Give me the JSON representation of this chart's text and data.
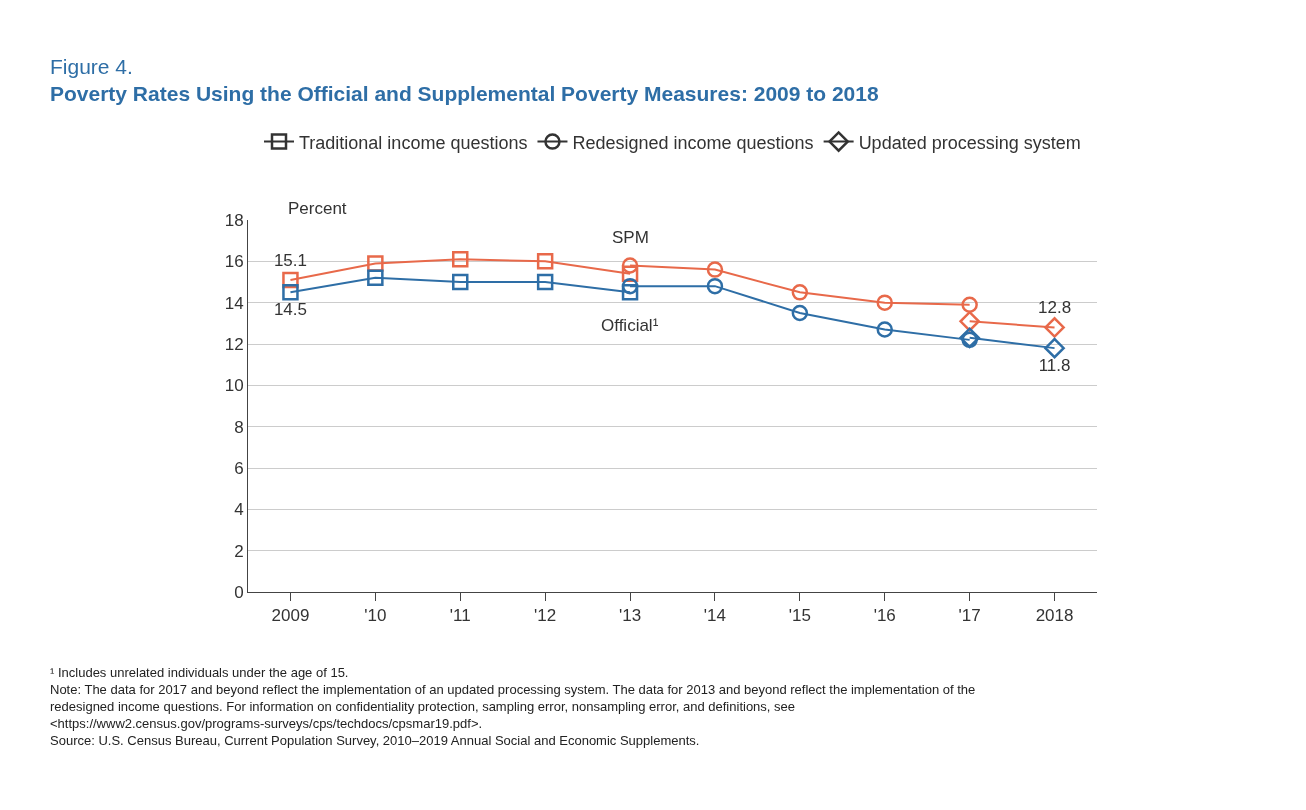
{
  "chart_data": {
    "type": "line",
    "title": "Figure 4.",
    "subtitle": "Poverty Rates Using the Official and Supplemental Poverty Measures: 2009 to 2018",
    "ylabel": "Percent",
    "categories": [
      "2009",
      "'10",
      "'11",
      "'12",
      "'13",
      "'14",
      "'15",
      "'16",
      "'17",
      "2018"
    ],
    "ylim": [
      0,
      18
    ],
    "yticks": [
      0,
      2,
      4,
      6,
      8,
      10,
      12,
      14,
      16,
      18
    ],
    "grid": "y",
    "legend": "top",
    "series": [
      {
        "color": "#e8694a",
        "marker": "square",
        "values": [
          15.1,
          15.9,
          16.1,
          16.0,
          15.4,
          null,
          null,
          null,
          null,
          null
        ],
        "value_labels": [
          "15.1",
          null,
          null,
          null,
          null,
          null,
          null,
          null,
          null,
          null
        ]
      },
      {
        "color": "#2e6ea6",
        "marker": "square",
        "values": [
          14.5,
          15.2,
          15.0,
          15.0,
          14.5,
          null,
          null,
          null,
          null,
          null
        ],
        "value_labels": [
          "14.5",
          null,
          null,
          null,
          null,
          null,
          null,
          null,
          null,
          null
        ]
      },
      {
        "color": "#e8694a",
        "marker": "circle",
        "values": [
          null,
          null,
          null,
          null,
          15.8,
          15.6,
          14.5,
          14.0,
          13.9,
          null
        ]
      },
      {
        "color": "#2e6ea6",
        "marker": "circle",
        "values": [
          null,
          null,
          null,
          null,
          14.8,
          14.8,
          13.5,
          12.7,
          12.2,
          null
        ]
      },
      {
        "color": "#e8694a",
        "marker": "diamond",
        "values": [
          null,
          null,
          null,
          null,
          null,
          null,
          null,
          null,
          13.1,
          12.8
        ],
        "value_labels": [
          null,
          null,
          null,
          null,
          null,
          null,
          null,
          null,
          null,
          "12.8"
        ]
      },
      {
        "color": "#2e6ea6",
        "marker": "diamond",
        "values": [
          null,
          null,
          null,
          null,
          null,
          null,
          null,
          null,
          12.3,
          11.8
        ],
        "value_labels": [
          null,
          null,
          null,
          null,
          null,
          null,
          null,
          null,
          null,
          "11.8"
        ]
      },
      {
        "name": "Traditional income questions",
        "color": "#333333",
        "marker": "square",
        "values": [
          null,
          null,
          null,
          null,
          null,
          null,
          null,
          null,
          null,
          null
        ]
      },
      {
        "name": "Redesigned income questions",
        "color": "#333333",
        "marker": "circle",
        "values": [
          null,
          null,
          null,
          null,
          null,
          null,
          null,
          null,
          null,
          null
        ]
      },
      {
        "name": "Updated processing system",
        "color": "#333333",
        "marker": "diamond",
        "values": [
          null,
          null,
          null,
          null,
          null,
          null,
          null,
          null,
          null,
          null
        ]
      }
    ],
    "annotations": [
      {
        "text": "SPM",
        "x": "'13",
        "y": 15.8
      },
      {
        "text": "Official¹",
        "x": "'13",
        "y": 14.5
      },
      "¹ Includes unrelated individuals under the age of 15.",
      "Note: The data for 2017 and beyond reflect the implementation of an updated processing system. The data for 2013 and beyond reflect the implementation of the redesigned income questions. For information on confidentiality protection, sampling error, nonsampling error, and definitions, see <https://www2.census.gov/programs-surveys/cps/techdocs/cpsmar19.pdf>.",
      "Source: U.S. Census Bureau, Current Population Survey, 2010–2019 Annual Social and Economic Supplements."
    ]
  }
}
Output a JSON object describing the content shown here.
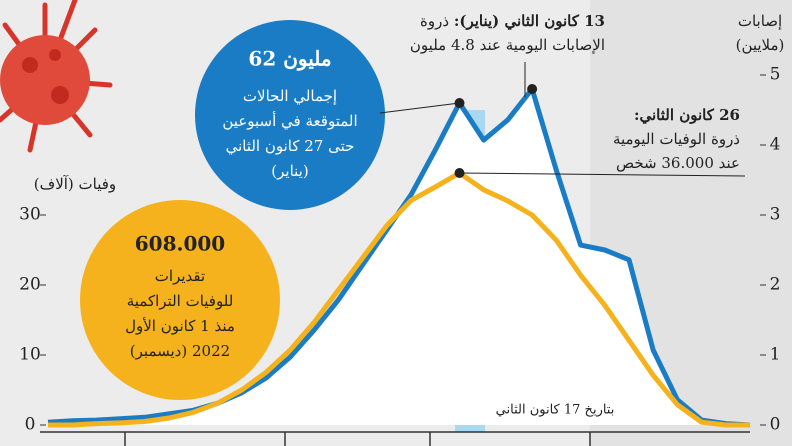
{
  "chart_data": {
    "type": "line",
    "ylabel": "وفيات (آلاف)",
    "y2label": [
      "إصابات",
      "(ملايين)"
    ],
    "categories": [
      null,
      null,
      null,
      null,
      null,
      null,
      null,
      null,
      null,
      null,
      null,
      null,
      null,
      null,
      null,
      null,
      null,
      null,
      null,
      null,
      null,
      null,
      null,
      null,
      null,
      null,
      null,
      null,
      null,
      null
    ],
    "series": [
      {
        "color": "#1a7cc4",
        "axis": "y2",
        "values": [
          0.04,
          0.06,
          0.07,
          0.09,
          0.11,
          0.16,
          0.21,
          0.31,
          0.46,
          0.67,
          0.97,
          1.36,
          1.79,
          2.29,
          2.79,
          3.29,
          3.93,
          4.6,
          4.07,
          4.36,
          4.8,
          3.64,
          2.57,
          2.5,
          2.36,
          1.07,
          0.36,
          0.07,
          0.02,
          0
        ]
      },
      {
        "color": "#f5b21c",
        "values": [
          0,
          0,
          0.2,
          0.3,
          0.5,
          1,
          1.8,
          3.1,
          5,
          7.5,
          10.7,
          14.7,
          19.3,
          23.9,
          28.5,
          32.1,
          34,
          36,
          33.6,
          32,
          30,
          26.4,
          21.4,
          17.1,
          12.1,
          7.1,
          2.9,
          0.4,
          0,
          0
        ]
      }
    ],
    "ylim": [
      0,
      50
    ],
    "yticks": [
      0,
      10,
      20,
      30
    ],
    "y2lim": [
      0,
      5
    ],
    "y2ticks": [
      0,
      1,
      2,
      3,
      4,
      5
    ],
    "annotations": {
      "cases_peak": {
        "bold": "13 كانون الثاني (يناير):",
        "rest": "ذروة",
        "line2": "الإصابات اليومية عند 4.8 مليون"
      },
      "deaths_peak": {
        "bold": "26 كانون الثاني:",
        "line2": "ذروة الوفيات اليومية",
        "line3": "عند 36.000 شخص"
      },
      "total_cases": {
        "value": "62 مليون",
        "lines": [
          "إجمالي الحالات",
          "المتوقعة في أسبوعين",
          "حتى 27 كانون الثاني",
          "(يناير)"
        ]
      },
      "total_deaths": {
        "value": "608.000",
        "lines": [
          "تقديرات",
          "للوفيات التراكمية",
          "منذ 1 كانون الأول",
          "(ديسمبر) 2022"
        ]
      },
      "date_note": "بتاريخ 17 كانون الثاني"
    }
  }
}
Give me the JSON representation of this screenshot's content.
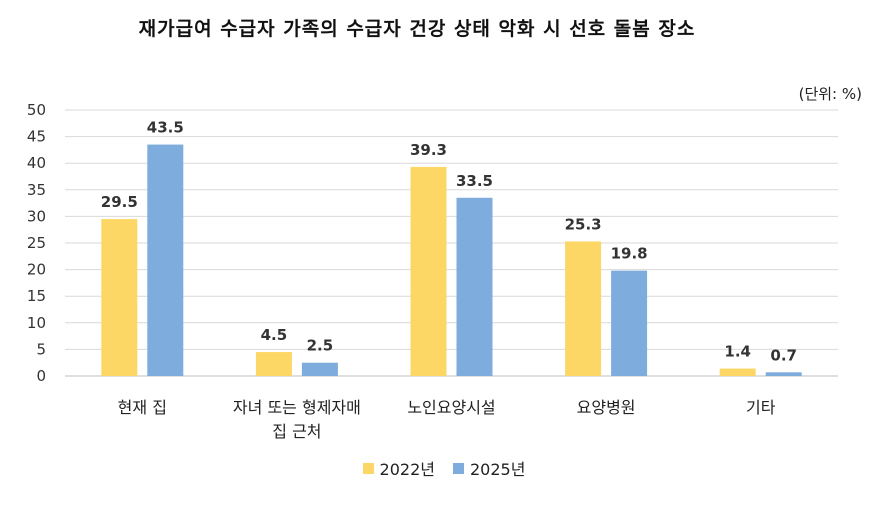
{
  "chart_data": {
    "type": "bar",
    "title": "재가급여 수급자 가족의 수급자 건강 상태 악화 시 선호 돌봄 장소",
    "unit": "(단위: %)",
    "categories": [
      [
        "현재 집"
      ],
      [
        "자녀 또는 형제자매",
        "집 근처"
      ],
      [
        "노인요양시설"
      ],
      [
        "요양병원"
      ],
      [
        "기타"
      ]
    ],
    "series": [
      {
        "name": "2022년",
        "color": "#FDD765",
        "values": [
          29.5,
          4.5,
          39.3,
          25.3,
          1.4
        ]
      },
      {
        "name": "2025년",
        "color": "#7EADDD",
        "values": [
          43.5,
          2.5,
          33.5,
          19.8,
          0.7
        ]
      }
    ],
    "ylim": [
      0,
      50
    ],
    "yticks": [
      0,
      5,
      10,
      15,
      20,
      25,
      30,
      35,
      40,
      45,
      50
    ],
    "grid": true,
    "legend_position": "bottom"
  }
}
────
* THE PROBLEM
Reproduce every entry word for word, but skip any pictures.

* WRITTEN SOLUTION
Give me the JSON representation of this chart's text and data.
{
  "chart_data": {
    "type": "line",
    "title": "Figure 4.",
    "subtitle": "Poverty Rates Using the Official and Supplemental Poverty Measures: 2009 to 2018",
    "ylabel": "Percent",
    "categories": [
      "2009",
      "'10",
      "'11",
      "'12",
      "'13",
      "'14",
      "'15",
      "'16",
      "'17",
      "2018"
    ],
    "ylim": [
      0,
      18
    ],
    "yticks": [
      0,
      2,
      4,
      6,
      8,
      10,
      12,
      14,
      16,
      18
    ],
    "grid": "y",
    "legend": "top",
    "series": [
      {
        "color": "#e8694a",
        "marker": "square",
        "values": [
          15.1,
          15.9,
          16.1,
          16.0,
          15.4,
          null,
          null,
          null,
          null,
          null
        ],
        "value_labels": [
          "15.1",
          null,
          null,
          null,
          null,
          null,
          null,
          null,
          null,
          null
        ]
      },
      {
        "color": "#2e6ea6",
        "marker": "square",
        "values": [
          14.5,
          15.2,
          15.0,
          15.0,
          14.5,
          null,
          null,
          null,
          null,
          null
        ],
        "value_labels": [
          "14.5",
          null,
          null,
          null,
          null,
          null,
          null,
          null,
          null,
          null
        ]
      },
      {
        "color": "#e8694a",
        "marker": "circle",
        "values": [
          null,
          null,
          null,
          null,
          15.8,
          15.6,
          14.5,
          14.0,
          13.9,
          null
        ]
      },
      {
        "color": "#2e6ea6",
        "marker": "circle",
        "values": [
          null,
          null,
          null,
          null,
          14.8,
          14.8,
          13.5,
          12.7,
          12.2,
          null
        ]
      },
      {
        "color": "#e8694a",
        "marker": "diamond",
        "values": [
          null,
          null,
          null,
          null,
          null,
          null,
          null,
          null,
          13.1,
          12.8
        ],
        "value_labels": [
          null,
          null,
          null,
          null,
          null,
          null,
          null,
          null,
          null,
          "12.8"
        ]
      },
      {
        "color": "#2e6ea6",
        "marker": "diamond",
        "values": [
          null,
          null,
          null,
          null,
          null,
          null,
          null,
          null,
          12.3,
          11.8
        ],
        "value_labels": [
          null,
          null,
          null,
          null,
          null,
          null,
          null,
          null,
          null,
          "11.8"
        ]
      },
      {
        "name": "Traditional income questions",
        "color": "#333333",
        "marker": "square",
        "values": [
          null,
          null,
          null,
          null,
          null,
          null,
          null,
          null,
          null,
          null
        ]
      },
      {
        "name": "Redesigned income questions",
        "color": "#333333",
        "marker": "circle",
        "values": [
          null,
          null,
          null,
          null,
          null,
          null,
          null,
          null,
          null,
          null
        ]
      },
      {
        "name": "Updated processing system",
        "color": "#333333",
        "marker": "diamond",
        "values": [
          null,
          null,
          null,
          null,
          null,
          null,
          null,
          null,
          null,
          null
        ]
      }
    ],
    "annotations": [
      {
        "text": "SPM",
        "x": "'13",
        "y": 15.8
      },
      {
        "text": "Official¹",
        "x": "'13",
        "y": 14.5
      },
      "¹ Includes unrelated individuals under the age of 15.",
      "Note: The data for 2017 and beyond reflect the implementation of an updated processing system. The data for 2013 and beyond reflect the implementation of the redesigned income questions. For information on confidentiality protection, sampling error, nonsampling error, and definitions, see <https://www2.census.gov/programs-surveys/cps/techdocs/cpsmar19.pdf>.",
      "Source: U.S. Census Bureau, Current Population Survey, 2010–2019 Annual Social and Economic Supplements."
    ]
  }
}
Output a JSON object describing the content shown here.
{
  "chart_data": {
    "type": "line",
    "ylabel": "وفيات (آلاف)",
    "y2label": [
      "إصابات",
      "(ملايين)"
    ],
    "categories": [
      null,
      null,
      null,
      null,
      null,
      null,
      null,
      null,
      null,
      null,
      null,
      null,
      null,
      null,
      null,
      null,
      null,
      null,
      null,
      null,
      null,
      null,
      null,
      null,
      null,
      null,
      null,
      null,
      null,
      null
    ],
    "series": [
      {
        "color": "#1a7cc4",
        "axis": "y2",
        "values": [
          0.04,
          0.06,
          0.07,
          0.09,
          0.11,
          0.16,
          0.21,
          0.31,
          0.46,
          0.67,
          0.97,
          1.36,
          1.79,
          2.29,
          2.79,
          3.29,
          3.93,
          4.6,
          4.07,
          4.36,
          4.8,
          3.64,
          2.57,
          2.5,
          2.36,
          1.07,
          0.36,
          0.07,
          0.02,
          0
        ]
      },
      {
        "color": "#f5b21c",
        "values": [
          0,
          0,
          0.2,
          0.3,
          0.5,
          1,
          1.8,
          3.1,
          5,
          7.5,
          10.7,
          14.7,
          19.3,
          23.9,
          28.5,
          32.1,
          34,
          36,
          33.6,
          32,
          30,
          26.4,
          21.4,
          17.1,
          12.1,
          7.1,
          2.9,
          0.4,
          0,
          0
        ]
      }
    ],
    "ylim": [
      0,
      50
    ],
    "yticks": [
      0,
      10,
      20,
      30
    ],
    "y2lim": [
      0,
      5
    ],
    "y2ticks": [
      0,
      1,
      2,
      3,
      4,
      5
    ],
    "annotations": {
      "cases_peak": {
        "bold": "13 كانون الثاني (يناير):",
        "rest": "ذروة",
        "line2": "الإصابات اليومية عند 4.8 مليون"
      },
      "deaths_peak": {
        "bold": "26 كانون الثاني:",
        "line2": "ذروة الوفيات اليومية",
        "line3": "عند 36.000 شخص"
      },
      "total_cases": {
        "value": "62 مليون",
        "lines": [
          "إجمالي الحالات",
          "المتوقعة في أسبوعين",
          "حتى 27 كانون الثاني",
          "(يناير)"
        ]
      },
      "total_deaths": {
        "value": "608.000",
        "lines": [
          "تقديرات",
          "للوفيات التراكمية",
          "منذ 1 كانون الأول",
          "(ديسمبر) 2022"
        ]
      },
      "date_note": "بتاريخ 17 كانون الثاني"
    }
  }
}
Give me the JSON representation of this screenshot's content.
{
  "chart_data": {
    "type": "bar",
    "title": "재가급여 수급자 가족의 수급자 건강 상태 악화 시 선호 돌봄 장소",
    "unit": "(단위: %)",
    "categories": [
      [
        "현재 집"
      ],
      [
        "자녀 또는 형제자매",
        "집 근처"
      ],
      [
        "노인요양시설"
      ],
      [
        "요양병원"
      ],
      [
        "기타"
      ]
    ],
    "series": [
      {
        "name": "2022년",
        "color": "#FDD765",
        "values": [
          29.5,
          4.5,
          39.3,
          25.3,
          1.4
        ]
      },
      {
        "name": "2025년",
        "color": "#7EADDD",
        "values": [
          43.5,
          2.5,
          33.5,
          19.8,
          0.7
        ]
      }
    ],
    "ylim": [
      0,
      50
    ],
    "yticks": [
      0,
      5,
      10,
      15,
      20,
      25,
      30,
      35,
      40,
      45,
      50
    ],
    "grid": true,
    "legend_position": "bottom"
  }
}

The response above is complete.